* Problem to solve *
Which lines run from the line with "Type out the text in this image." to the end of the entries? Write out exactly those, leaving out the pictures.

* Extracted records *
*****
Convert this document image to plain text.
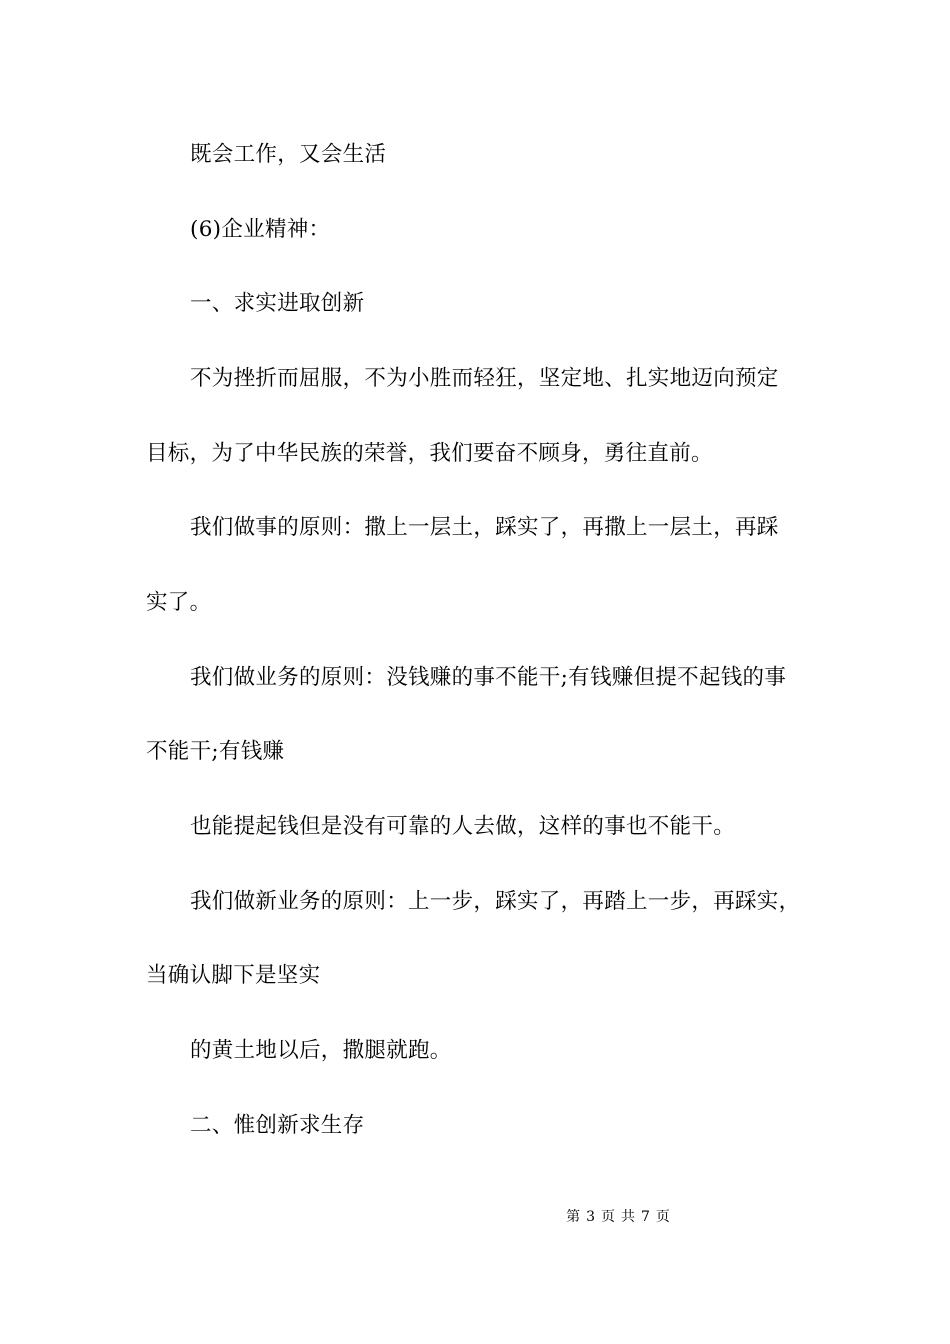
既会工作，又会生活
(6)企业精神：
一、求实进取创新
不为挫折而屈服，不为小胜而轻狂，坚定地、扎实地迈向预定
目标，为了中华民族的荣誉，我们要奋不顾身，勇往直前。
我们做事的原则：撒上一层土，踩实了，再撒上一层土，再踩
实了。
我们做业务的原则：没钱赚的事不能干;有钱赚但提不起钱的事
不能干;有钱赚
也能提起钱但是没有可靠的人去做，这样的事也不能干。
我们做新业务的原则：上一步，踩实了，再踏上一步，再踩实，
当确认脚下是坚实
的黄土地以后，撒腿就跑。
二、惟创新求生存
第 3 页 共 7 页
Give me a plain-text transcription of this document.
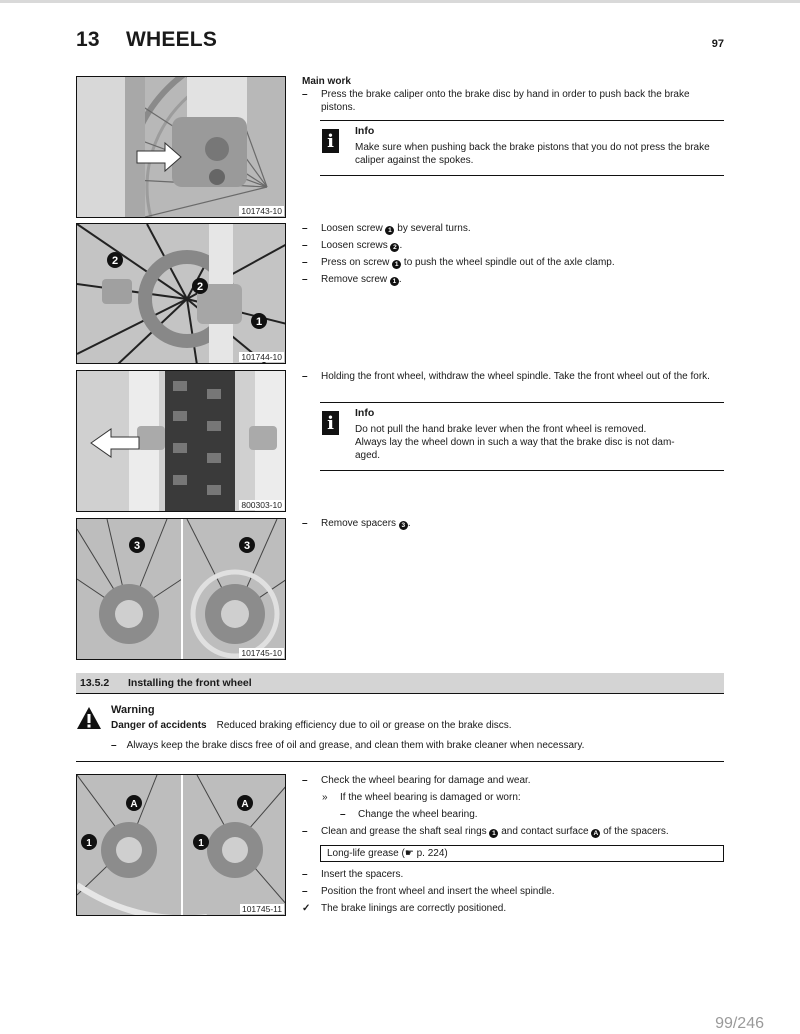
13 WHEELS	97
101743-10
2
2
1
101744-10
800303-10
3	3
101745-10
A	A
1	1
101745-11
Main work
– Press the brake caliper onto the brake disc by hand in order to push back the brake pistons.
i	Info
Make sure when pushing back the brake pistons that you do not press the brake caliper against the spokes.
– Loosen screw 1 by several turns.
– Loosen screws 2 .
– Press on screw 1 to push the wheel spindle out of the axle clamp.
– Remove screw 1 .
– Holding the front wheel, withdraw the wheel spindle. Take the front wheel out of the fork.
i	Info
Do not pull the hand brake lever when the front wheel is removed.
Always lay the wheel down in such a way that the brake disc is not dam-
aged.
– Remove spacers 3 .
13.5.2 Installing the front wheel
Warning
Danger of accidents Reduced braking efficiency due to oil or grease on the brake discs.
– Always keep the brake discs free of oil and grease, and clean them with brake cleaner when necessary.
– Check the wheel bearing for damage and wear.
» If the wheel bearing is damaged or worn:
– Change the wheel bearing.
– Clean and grease the shaft seal rings 1 and contact surface A of the spacers.
Long-life grease (☛ p. 224)
– Insert the spacers.
– Position the front wheel and insert the wheel spindle.
✓ The brake linings are correctly positioned.
99/246
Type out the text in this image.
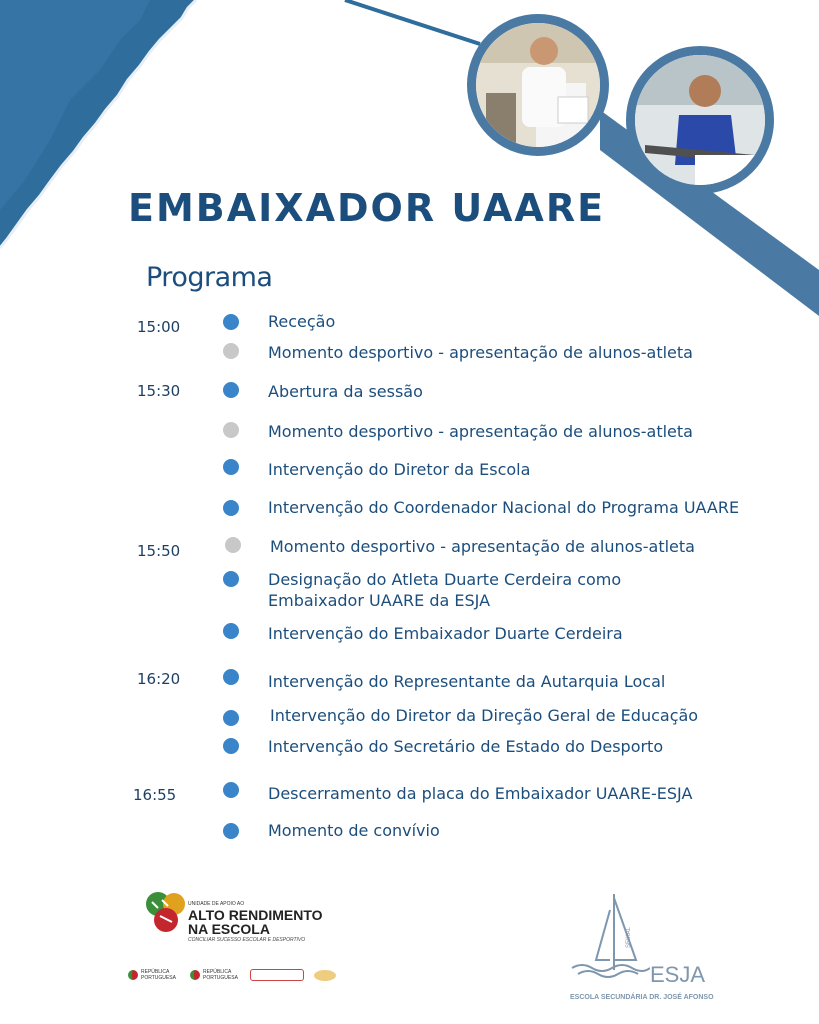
EMBAIXADOR UAARE
Programa
15:00
15:30
15:50
16:20
16:55
Receção
Momento desportivo - apresentação de alunos-atleta
Abertura da sessão
Momento desportivo - apresentação de alunos-atleta
Intervenção do Diretor da Escola
Intervenção do Coordenador Nacional do Programa UAARE
Momento desportivo - apresentação de alunos-atleta
Designação do Atleta Duarte Cerdeira como
Embaixador UAARE da ESJA
Intervenção do Embaixador Duarte Cerdeira
Intervenção do Representante da Autarquia Local
Intervenção do Diretor da Direção Geral de Educação
Intervenção do Secretário de Estado do Desporto
Descerramento da placa do Embaixador UAARE-ESJA
Momento de convívio
UNIDADE DE APOIO AO
ALTO RENDIMENTO
NA ESCOLA
CONCILIAR SUCESSO ESCOLAR E DESPORTIVO
REPÚBLICA
PORTUGUESA
REPÚBLICA
PORTUGUESA
SEIXAL
ESJA
ESCOLA SECUNDÁRIA DR. JOSÉ AFONSO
*****
* Output *
Type out the text in this image.
EMBAIXADOR UAARE
Programa
15:00
15:30
15:50
16:20
16:55
Receção
Momento desportivo - apresentação de alunos-atleta
Abertura da sessão
Momento desportivo - apresentação de alunos-atleta
Intervenção do Diretor da Escola
Intervenção do Coordenador Nacional do Programa UAARE
Momento desportivo - apresentação de alunos-atleta
Designação do Atleta Duarte Cerdeira como
Embaixador UAARE da ESJA
Intervenção do Embaixador Duarte Cerdeira
Intervenção do Representante da Autarquia Local
Intervenção do Diretor da Direção Geral de Educação
Intervenção do Secretário de Estado do Desporto
Descerramento da placa do Embaixador UAARE-ESJA
Momento de convívio
UNIDADE DE APOIO AO
ALTO RENDIMENTO
NA ESCOLA
CONCILIAR SUCESSO ESCOLAR E DESPORTIVO
REPÚBLICA
PORTUGUESA
REPÚBLICA
PORTUGUESA
SEIXAL
ESJA
ESCOLA SECUNDÁRIA DR. JOSÉ AFONSO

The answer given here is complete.